Motor strength testing of BLE is presented in Table 1. There was weakness in the bilateral distal leg (ankle dorsiflexion/toe extensors) and intrinsic foot muscles, but there was no visible atrophy of the bilateral foot intrinsic muscles. Muscle stretch reflexes (MSRs) of the bilateral knee jerk (L2-L4) testing was present and equal (2/4). The bilateral ankle jerk (S1) MSRs were absent (0/4). The Babinski and Chaddock pathological reflexes were absent in BLE. There was decreased light touch and pain (pin prick) in the bilateral medial legs. Otherwise, light touch and pain sensory testing was normal in BLE including assessment of all dermatomes (L1-S3) and peripheral nerves in BLE. There was decreased vibration sensory testing in the bilateral great toes and medial malleoli with normal vibration testing at both tibial tuberosities. The bilateral pedal and posterior tibial artery pulses were palpable and equal. Bilateral straight leg raise tests were performed in both sitting and supine positions without reproduction of LBP or radicular symptoms in BLE.

Dataset records >>
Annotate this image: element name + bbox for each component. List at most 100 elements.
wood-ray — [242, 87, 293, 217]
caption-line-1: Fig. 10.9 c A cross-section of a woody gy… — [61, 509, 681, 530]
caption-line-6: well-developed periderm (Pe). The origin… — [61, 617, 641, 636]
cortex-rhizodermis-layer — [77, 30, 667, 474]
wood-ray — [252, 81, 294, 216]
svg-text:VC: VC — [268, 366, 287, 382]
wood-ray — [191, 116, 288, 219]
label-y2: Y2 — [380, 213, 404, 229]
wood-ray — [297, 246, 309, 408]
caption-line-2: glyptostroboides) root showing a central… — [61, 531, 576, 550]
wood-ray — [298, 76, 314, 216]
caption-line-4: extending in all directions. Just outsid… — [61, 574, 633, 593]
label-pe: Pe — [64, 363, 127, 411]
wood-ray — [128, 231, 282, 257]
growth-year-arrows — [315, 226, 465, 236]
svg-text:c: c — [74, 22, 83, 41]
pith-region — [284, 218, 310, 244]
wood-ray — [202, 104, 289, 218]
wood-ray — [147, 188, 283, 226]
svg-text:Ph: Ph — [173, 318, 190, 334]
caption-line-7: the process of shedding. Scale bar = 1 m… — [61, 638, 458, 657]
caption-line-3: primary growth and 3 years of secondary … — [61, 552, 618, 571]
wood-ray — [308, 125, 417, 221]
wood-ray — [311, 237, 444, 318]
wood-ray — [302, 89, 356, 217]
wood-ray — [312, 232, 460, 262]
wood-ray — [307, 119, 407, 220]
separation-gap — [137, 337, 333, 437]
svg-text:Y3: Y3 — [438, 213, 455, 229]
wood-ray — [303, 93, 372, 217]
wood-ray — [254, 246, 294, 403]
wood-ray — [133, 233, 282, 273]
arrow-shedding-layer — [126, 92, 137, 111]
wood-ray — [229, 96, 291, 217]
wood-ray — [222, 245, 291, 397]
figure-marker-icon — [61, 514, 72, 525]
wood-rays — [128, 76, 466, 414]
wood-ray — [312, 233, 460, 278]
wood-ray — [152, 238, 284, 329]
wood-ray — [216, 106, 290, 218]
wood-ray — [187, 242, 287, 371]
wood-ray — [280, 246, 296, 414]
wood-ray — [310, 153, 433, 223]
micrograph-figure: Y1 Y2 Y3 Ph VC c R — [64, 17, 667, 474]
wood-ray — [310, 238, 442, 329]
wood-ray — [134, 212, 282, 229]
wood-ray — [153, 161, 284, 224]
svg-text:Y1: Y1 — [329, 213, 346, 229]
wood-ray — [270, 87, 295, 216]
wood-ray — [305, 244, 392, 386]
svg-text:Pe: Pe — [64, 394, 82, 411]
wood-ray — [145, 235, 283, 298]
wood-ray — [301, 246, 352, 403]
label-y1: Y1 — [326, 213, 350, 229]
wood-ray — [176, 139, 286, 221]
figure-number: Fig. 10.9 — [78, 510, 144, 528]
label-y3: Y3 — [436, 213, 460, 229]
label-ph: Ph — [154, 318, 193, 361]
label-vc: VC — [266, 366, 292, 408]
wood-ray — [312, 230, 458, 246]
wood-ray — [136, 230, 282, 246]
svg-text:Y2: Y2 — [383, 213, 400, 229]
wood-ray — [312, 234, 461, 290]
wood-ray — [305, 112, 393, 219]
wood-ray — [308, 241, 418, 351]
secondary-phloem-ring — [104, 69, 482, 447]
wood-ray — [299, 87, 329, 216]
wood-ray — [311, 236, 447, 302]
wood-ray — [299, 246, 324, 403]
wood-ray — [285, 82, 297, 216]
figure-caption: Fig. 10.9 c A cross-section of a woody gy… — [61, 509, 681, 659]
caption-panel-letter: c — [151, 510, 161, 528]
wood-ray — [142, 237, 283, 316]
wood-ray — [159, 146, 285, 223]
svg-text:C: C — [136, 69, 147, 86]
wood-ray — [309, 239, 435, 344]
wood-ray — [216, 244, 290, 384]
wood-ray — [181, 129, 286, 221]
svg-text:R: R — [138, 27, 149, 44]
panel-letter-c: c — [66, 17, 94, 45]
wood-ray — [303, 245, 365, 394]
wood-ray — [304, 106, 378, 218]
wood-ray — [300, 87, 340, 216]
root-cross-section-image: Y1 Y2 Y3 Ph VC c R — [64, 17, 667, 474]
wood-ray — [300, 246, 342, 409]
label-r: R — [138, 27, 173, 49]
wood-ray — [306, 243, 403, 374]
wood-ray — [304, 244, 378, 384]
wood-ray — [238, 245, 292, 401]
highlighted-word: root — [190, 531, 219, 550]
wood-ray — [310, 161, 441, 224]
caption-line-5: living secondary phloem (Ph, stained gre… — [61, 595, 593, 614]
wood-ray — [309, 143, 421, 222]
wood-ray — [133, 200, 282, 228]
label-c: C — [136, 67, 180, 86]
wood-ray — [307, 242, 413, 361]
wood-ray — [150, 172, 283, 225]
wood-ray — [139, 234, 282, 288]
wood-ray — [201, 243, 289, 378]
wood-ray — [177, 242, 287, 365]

Problem requirements >> In the neurological examination text, how were the bilateral ankle jerk (S1) muscle stretch reflexes graded?

Output for this exercise >> They were absent (0/4).